── THE INPUT ──

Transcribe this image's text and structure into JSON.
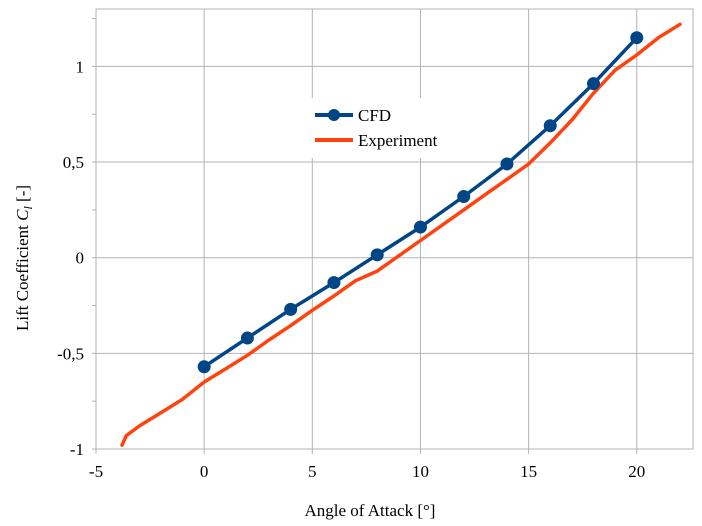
{
  "chart_data": {
    "type": "line",
    "title": "",
    "xlabel": "Angle of Attack  [°]",
    "ylabel_main": "Lift Coefficient ",
    "ylabel_symbol": "C",
    "ylabel_subscript": "l",
    "ylabel_unit": " [-]",
    "xlim": [
      -5,
      22.6
    ],
    "ylim": [
      -1,
      1.3
    ],
    "x_ticks": [
      -5,
      0,
      5,
      10,
      15,
      20
    ],
    "x_tick_labels": [
      "-5",
      "0",
      "5",
      "10",
      "15",
      "20"
    ],
    "y_ticks": [
      -1,
      -0.5,
      0,
      0.5,
      1
    ],
    "y_tick_labels": [
      "-1",
      "-0,5",
      "0",
      "0,5",
      "1"
    ],
    "grid": true,
    "legend_position": "upper-center",
    "series": [
      {
        "name": "CFD",
        "color": "#004586",
        "marker": "circle",
        "x": [
          0,
          2,
          4,
          6,
          8,
          10,
          12,
          14,
          16,
          18,
          20
        ],
        "y": [
          -0.57,
          -0.42,
          -0.27,
          -0.13,
          0.015,
          0.16,
          0.32,
          0.49,
          0.69,
          0.91,
          1.15
        ]
      },
      {
        "name": "Experiment",
        "color": "#ff420e",
        "marker": "none",
        "x": [
          -3.8,
          -3.6,
          -3,
          -2,
          -1,
          0,
          1,
          2,
          3,
          4,
          5,
          6,
          6.5,
          7,
          8,
          9,
          10,
          11,
          12,
          13,
          14,
          15,
          16,
          17,
          18,
          19,
          20,
          21,
          22
        ],
        "y": [
          -0.98,
          -0.93,
          -0.88,
          -0.81,
          -0.74,
          -0.65,
          -0.58,
          -0.51,
          -0.43,
          -0.355,
          -0.275,
          -0.2,
          -0.16,
          -0.12,
          -0.07,
          0.01,
          0.09,
          0.17,
          0.25,
          0.33,
          0.41,
          0.49,
          0.6,
          0.72,
          0.86,
          0.98,
          1.06,
          1.15,
          1.22
        ]
      }
    ]
  }
}
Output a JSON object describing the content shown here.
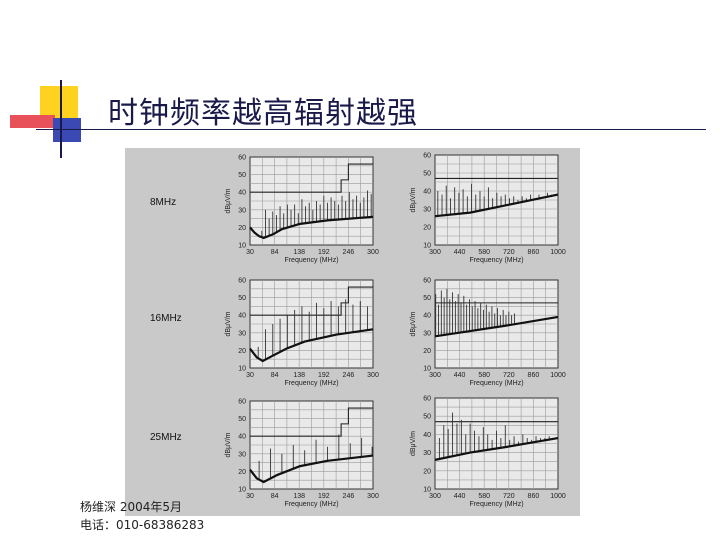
{
  "slide": {
    "title": "时钟频率越高辐射越强",
    "footer_line1": "杨维深   2004年5月",
    "footer_line2": "电话：010-68386283",
    "colors": {
      "yellow": "#ffd21f",
      "red": "#e8505a",
      "blue": "#3b49b4",
      "navy": "#1a1a4a",
      "panel": "#c9c9c9"
    }
  },
  "chart_data": [
    {
      "type": "line",
      "row_label": "8MHz",
      "xlabel": "Frequency (MHz)",
      "ylabel": "dBμV/m",
      "xlim": [
        30,
        300
      ],
      "ylim": [
        10,
        60
      ],
      "xticks": [
        "30",
        "84",
        "138",
        "192",
        "246",
        "300"
      ],
      "yticks": [
        "10",
        "20",
        "30",
        "40",
        "50",
        "60"
      ],
      "limit_steps": [
        [
          30,
          40
        ],
        [
          230,
          40
        ],
        [
          230,
          47
        ],
        [
          246,
          47
        ],
        [
          246,
          56
        ],
        [
          300,
          56
        ]
      ],
      "noise_floor": [
        [
          30,
          20
        ],
        [
          40,
          17
        ],
        [
          50,
          15
        ],
        [
          60,
          14
        ],
        [
          80,
          16
        ],
        [
          100,
          19
        ],
        [
          140,
          22
        ],
        [
          200,
          24
        ],
        [
          300,
          26
        ]
      ],
      "spikes": [
        [
          56,
          18
        ],
        [
          64,
          30
        ],
        [
          72,
          25
        ],
        [
          80,
          29
        ],
        [
          88,
          27
        ],
        [
          96,
          32
        ],
        [
          104,
          28
        ],
        [
          112,
          33
        ],
        [
          120,
          30
        ],
        [
          128,
          33
        ],
        [
          136,
          28
        ],
        [
          144,
          36
        ],
        [
          152,
          32
        ],
        [
          160,
          34
        ],
        [
          168,
          30
        ],
        [
          176,
          35
        ],
        [
          184,
          33
        ],
        [
          192,
          38
        ],
        [
          200,
          34
        ],
        [
          208,
          37
        ],
        [
          216,
          35
        ],
        [
          224,
          33
        ],
        [
          232,
          38
        ],
        [
          240,
          35
        ],
        [
          248,
          40
        ],
        [
          256,
          36
        ],
        [
          264,
          38
        ],
        [
          272,
          34
        ],
        [
          280,
          37
        ],
        [
          288,
          41
        ],
        [
          296,
          39
        ]
      ]
    },
    {
      "type": "line",
      "row_label": "",
      "xlabel": "Frequency (MHz)",
      "ylabel": "dBμV/m",
      "xlim": [
        300,
        1000
      ],
      "ylim": [
        10,
        60
      ],
      "xticks": [
        "300",
        "440",
        "580",
        "720",
        "860",
        "1000"
      ],
      "yticks": [
        "10",
        "20",
        "30",
        "40",
        "50",
        "60"
      ],
      "limit_steps": [
        [
          300,
          47
        ],
        [
          1000,
          47
        ]
      ],
      "noise_floor": [
        [
          300,
          26
        ],
        [
          500,
          28
        ],
        [
          700,
          32
        ],
        [
          1000,
          38
        ]
      ],
      "spikes": [
        [
          316,
          40
        ],
        [
          340,
          38
        ],
        [
          364,
          43
        ],
        [
          388,
          36
        ],
        [
          412,
          42
        ],
        [
          436,
          39
        ],
        [
          460,
          41
        ],
        [
          484,
          37
        ],
        [
          508,
          44
        ],
        [
          532,
          38
        ],
        [
          556,
          40
        ],
        [
          580,
          37
        ],
        [
          604,
          42
        ],
        [
          628,
          36
        ],
        [
          652,
          39
        ],
        [
          676,
          37
        ],
        [
          700,
          38
        ],
        [
          724,
          36
        ],
        [
          748,
          37
        ],
        [
          772,
          35
        ],
        [
          796,
          37
        ],
        [
          820,
          36
        ],
        [
          844,
          38
        ],
        [
          868,
          36
        ],
        [
          892,
          38
        ],
        [
          916,
          37
        ],
        [
          940,
          39
        ],
        [
          964,
          38
        ]
      ]
    },
    {
      "type": "line",
      "row_label": "16MHz",
      "xlabel": "Frequency (MHz)",
      "ylabel": "dBμV/m",
      "xlim": [
        30,
        300
      ],
      "ylim": [
        10,
        60
      ],
      "xticks": [
        "30",
        "84",
        "138",
        "192",
        "246",
        "300"
      ],
      "yticks": [
        "10",
        "20",
        "30",
        "40",
        "50",
        "60"
      ],
      "limit_steps": [
        [
          30,
          40
        ],
        [
          230,
          40
        ],
        [
          230,
          47
        ],
        [
          246,
          47
        ],
        [
          246,
          56
        ],
        [
          300,
          56
        ]
      ],
      "noise_floor": [
        [
          30,
          21
        ],
        [
          45,
          16
        ],
        [
          58,
          14
        ],
        [
          80,
          17
        ],
        [
          110,
          21
        ],
        [
          150,
          25
        ],
        [
          220,
          29
        ],
        [
          300,
          32
        ]
      ],
      "spikes": [
        [
          48,
          22
        ],
        [
          64,
          32
        ],
        [
          80,
          35
        ],
        [
          96,
          38
        ],
        [
          112,
          40
        ],
        [
          128,
          43
        ],
        [
          144,
          45
        ],
        [
          160,
          42
        ],
        [
          176,
          47
        ],
        [
          192,
          44
        ],
        [
          208,
          48
        ],
        [
          224,
          45
        ],
        [
          240,
          49
        ],
        [
          256,
          46
        ],
        [
          272,
          48
        ],
        [
          288,
          45
        ]
      ]
    },
    {
      "type": "line",
      "row_label": "",
      "xlabel": "Frequency (MHz)",
      "ylabel": "dBμV/m",
      "xlim": [
        300,
        1000
      ],
      "ylim": [
        10,
        60
      ],
      "xticks": [
        "300",
        "440",
        "580",
        "720",
        "860",
        "1000"
      ],
      "yticks": [
        "10",
        "20",
        "30",
        "40",
        "50",
        "60"
      ],
      "limit_steps": [
        [
          300,
          47
        ],
        [
          1000,
          47
        ]
      ],
      "noise_floor": [
        [
          300,
          28
        ],
        [
          500,
          31
        ],
        [
          700,
          34
        ],
        [
          1000,
          39
        ]
      ],
      "spikes": [
        [
          304,
          52
        ],
        [
          320,
          46
        ],
        [
          336,
          54
        ],
        [
          352,
          50
        ],
        [
          368,
          55
        ],
        [
          384,
          49
        ],
        [
          400,
          53
        ],
        [
          416,
          48
        ],
        [
          432,
          52
        ],
        [
          448,
          47
        ],
        [
          464,
          51
        ],
        [
          480,
          46
        ],
        [
          496,
          49
        ],
        [
          512,
          45
        ],
        [
          528,
          48
        ],
        [
          544,
          44
        ],
        [
          560,
          47
        ],
        [
          576,
          43
        ],
        [
          592,
          46
        ],
        [
          608,
          42
        ],
        [
          624,
          45
        ],
        [
          640,
          41
        ],
        [
          656,
          44
        ],
        [
          672,
          40
        ],
        [
          688,
          43
        ],
        [
          704,
          40
        ],
        [
          720,
          42
        ],
        [
          736,
          40
        ],
        [
          752,
          41
        ]
      ]
    },
    {
      "type": "line",
      "row_label": "25MHz",
      "xlabel": "Frequency (MHz)",
      "ylabel": "dBμV/m",
      "xlim": [
        30,
        300
      ],
      "ylim": [
        10,
        60
      ],
      "xticks": [
        "30",
        "84",
        "138",
        "192",
        "246",
        "300"
      ],
      "yticks": [
        "10",
        "20",
        "30",
        "40",
        "50",
        "60"
      ],
      "limit_steps": [
        [
          30,
          40
        ],
        [
          230,
          40
        ],
        [
          230,
          47
        ],
        [
          246,
          47
        ],
        [
          246,
          56
        ],
        [
          300,
          56
        ]
      ],
      "noise_floor": [
        [
          30,
          21
        ],
        [
          45,
          16
        ],
        [
          60,
          14
        ],
        [
          90,
          18
        ],
        [
          140,
          23
        ],
        [
          200,
          26
        ],
        [
          300,
          29
        ]
      ],
      "spikes": [
        [
          50,
          26
        ],
        [
          75,
          33
        ],
        [
          100,
          30
        ],
        [
          125,
          35
        ],
        [
          150,
          32
        ],
        [
          175,
          38
        ],
        [
          200,
          34
        ],
        [
          225,
          41
        ],
        [
          250,
          36
        ],
        [
          275,
          39
        ],
        [
          298,
          34
        ]
      ]
    },
    {
      "type": "line",
      "row_label": "",
      "xlabel": "Frequency (MHz)",
      "ylabel": "dBμV/m",
      "xlim": [
        300,
        1000
      ],
      "ylim": [
        10,
        60
      ],
      "xticks": [
        "300",
        "440",
        "580",
        "720",
        "860",
        "1000"
      ],
      "yticks": [
        "10",
        "20",
        "30",
        "40",
        "50",
        "60"
      ],
      "limit_steps": [
        [
          300,
          47
        ],
        [
          1000,
          47
        ]
      ],
      "noise_floor": [
        [
          300,
          26
        ],
        [
          500,
          30
        ],
        [
          700,
          33
        ],
        [
          1000,
          38
        ]
      ],
      "spikes": [
        [
          325,
          38
        ],
        [
          350,
          45
        ],
        [
          375,
          43
        ],
        [
          400,
          52
        ],
        [
          425,
          46
        ],
        [
          450,
          48
        ],
        [
          475,
          40
        ],
        [
          500,
          46
        ],
        [
          525,
          42
        ],
        [
          550,
          39
        ],
        [
          575,
          44
        ],
        [
          600,
          40
        ],
        [
          625,
          37
        ],
        [
          650,
          42
        ],
        [
          675,
          38
        ],
        [
          700,
          45
        ],
        [
          725,
          37
        ],
        [
          750,
          39
        ],
        [
          775,
          36
        ],
        [
          800,
          40
        ],
        [
          825,
          38
        ],
        [
          850,
          37
        ],
        [
          875,
          39
        ],
        [
          900,
          38
        ],
        [
          925,
          38
        ],
        [
          950,
          39
        ]
      ]
    }
  ]
}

───

TASK REQUIREMENTS: Identify the lines above with the word "JSON". Copy them.

COMPLETED EXERCISE:
Transcribe this image's text and structure into JSON.
Output a JSON object describing the content shown here.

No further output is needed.